— Start Records provided —

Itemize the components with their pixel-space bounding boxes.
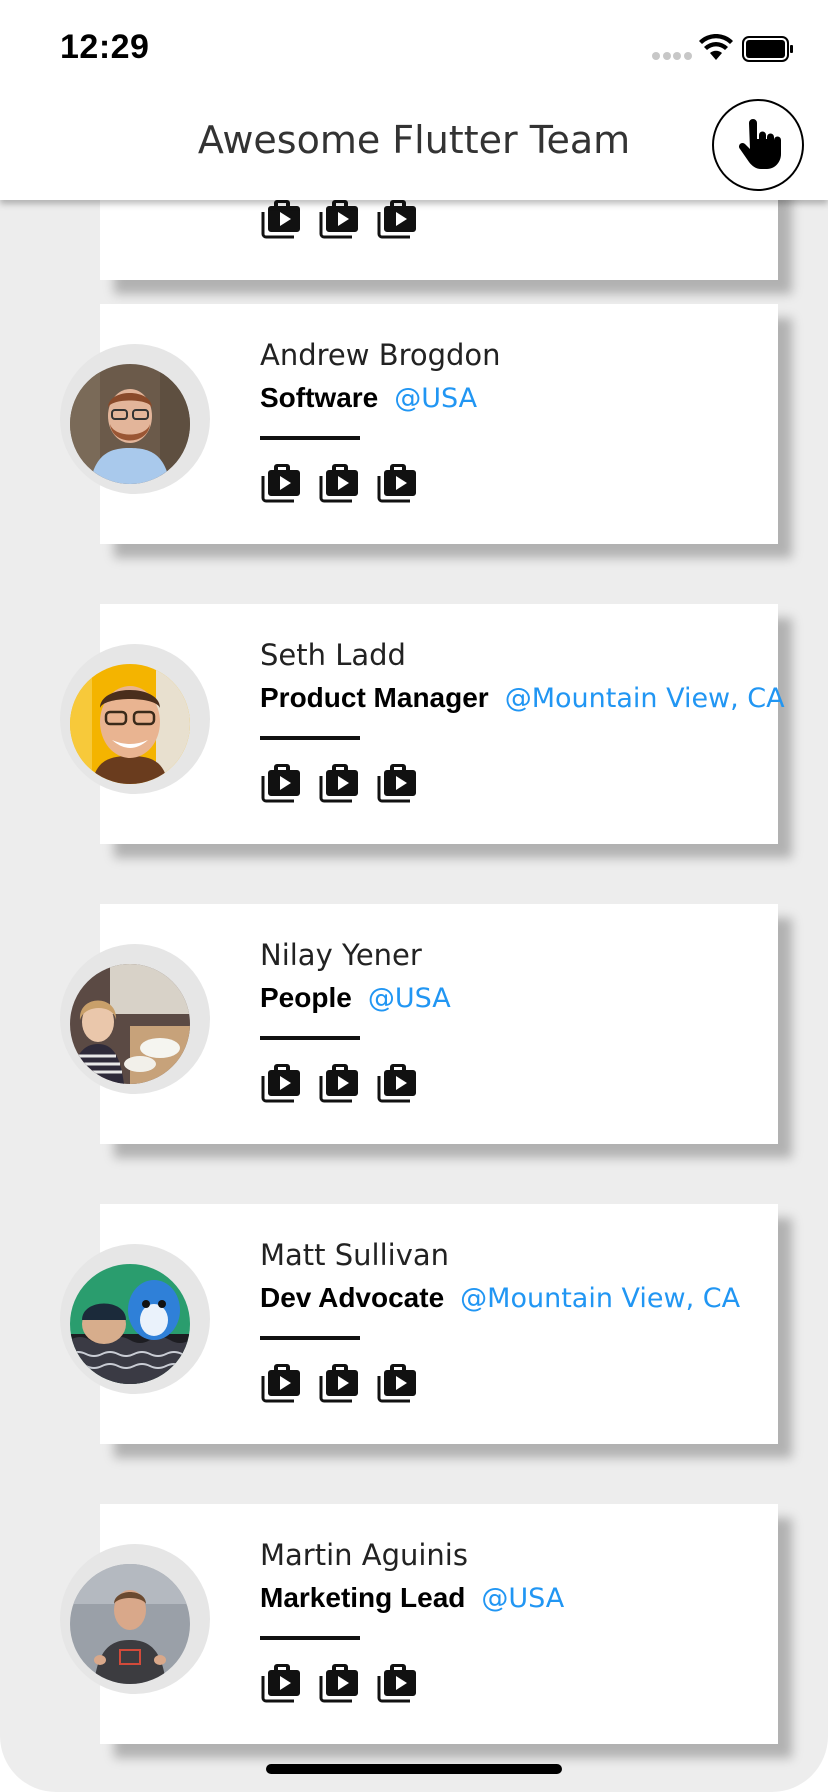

— End Records provided —
— Start Records provided —

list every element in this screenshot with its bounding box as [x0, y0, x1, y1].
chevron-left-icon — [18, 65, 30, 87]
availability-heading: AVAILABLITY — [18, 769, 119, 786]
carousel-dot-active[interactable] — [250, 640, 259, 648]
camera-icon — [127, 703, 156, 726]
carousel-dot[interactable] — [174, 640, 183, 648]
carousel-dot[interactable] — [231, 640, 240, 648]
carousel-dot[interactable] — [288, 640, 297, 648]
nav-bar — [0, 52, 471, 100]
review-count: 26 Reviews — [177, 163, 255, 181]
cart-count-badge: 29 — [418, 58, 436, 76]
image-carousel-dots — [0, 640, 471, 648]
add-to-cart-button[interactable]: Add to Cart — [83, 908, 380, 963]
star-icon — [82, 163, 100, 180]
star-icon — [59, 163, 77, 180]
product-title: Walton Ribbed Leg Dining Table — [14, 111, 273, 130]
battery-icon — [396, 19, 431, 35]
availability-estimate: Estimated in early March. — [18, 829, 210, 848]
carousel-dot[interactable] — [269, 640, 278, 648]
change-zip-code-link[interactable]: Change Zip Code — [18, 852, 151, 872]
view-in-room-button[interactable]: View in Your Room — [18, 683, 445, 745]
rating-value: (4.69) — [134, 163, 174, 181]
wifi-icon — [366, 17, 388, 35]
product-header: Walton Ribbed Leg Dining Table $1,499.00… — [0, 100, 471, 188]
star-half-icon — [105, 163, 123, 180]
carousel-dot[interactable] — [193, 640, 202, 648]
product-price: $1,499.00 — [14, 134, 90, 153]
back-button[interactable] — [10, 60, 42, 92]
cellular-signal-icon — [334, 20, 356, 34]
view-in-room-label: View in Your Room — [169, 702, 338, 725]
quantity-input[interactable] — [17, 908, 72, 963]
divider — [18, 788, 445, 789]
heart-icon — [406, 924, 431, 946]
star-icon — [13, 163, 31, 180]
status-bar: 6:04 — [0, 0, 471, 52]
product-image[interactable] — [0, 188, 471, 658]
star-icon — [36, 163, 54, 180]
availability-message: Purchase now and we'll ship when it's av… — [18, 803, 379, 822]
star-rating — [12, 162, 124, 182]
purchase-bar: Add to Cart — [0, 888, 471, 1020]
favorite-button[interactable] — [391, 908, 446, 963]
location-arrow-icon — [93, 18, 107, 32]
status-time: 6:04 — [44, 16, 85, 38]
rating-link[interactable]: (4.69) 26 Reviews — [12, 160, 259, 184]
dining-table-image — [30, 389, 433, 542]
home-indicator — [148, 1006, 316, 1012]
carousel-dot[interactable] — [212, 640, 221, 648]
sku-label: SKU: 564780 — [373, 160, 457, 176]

— End Records provided —

_What to work on_: Extract the data above, starting with the line that contains "list every element" and going on through the line that contains "carousel-dot-active[interactable] — [250, 640, 259, 648]", and reproduce those lines without any change.

_Response_:
list every element in this screenshot with its bounding box as [x0, y0, x1, y1].
chevron-left-icon — [18, 65, 30, 87]
availability-heading: AVAILABLITY — [18, 769, 119, 786]
carousel-dot-active[interactable] — [250, 640, 259, 648]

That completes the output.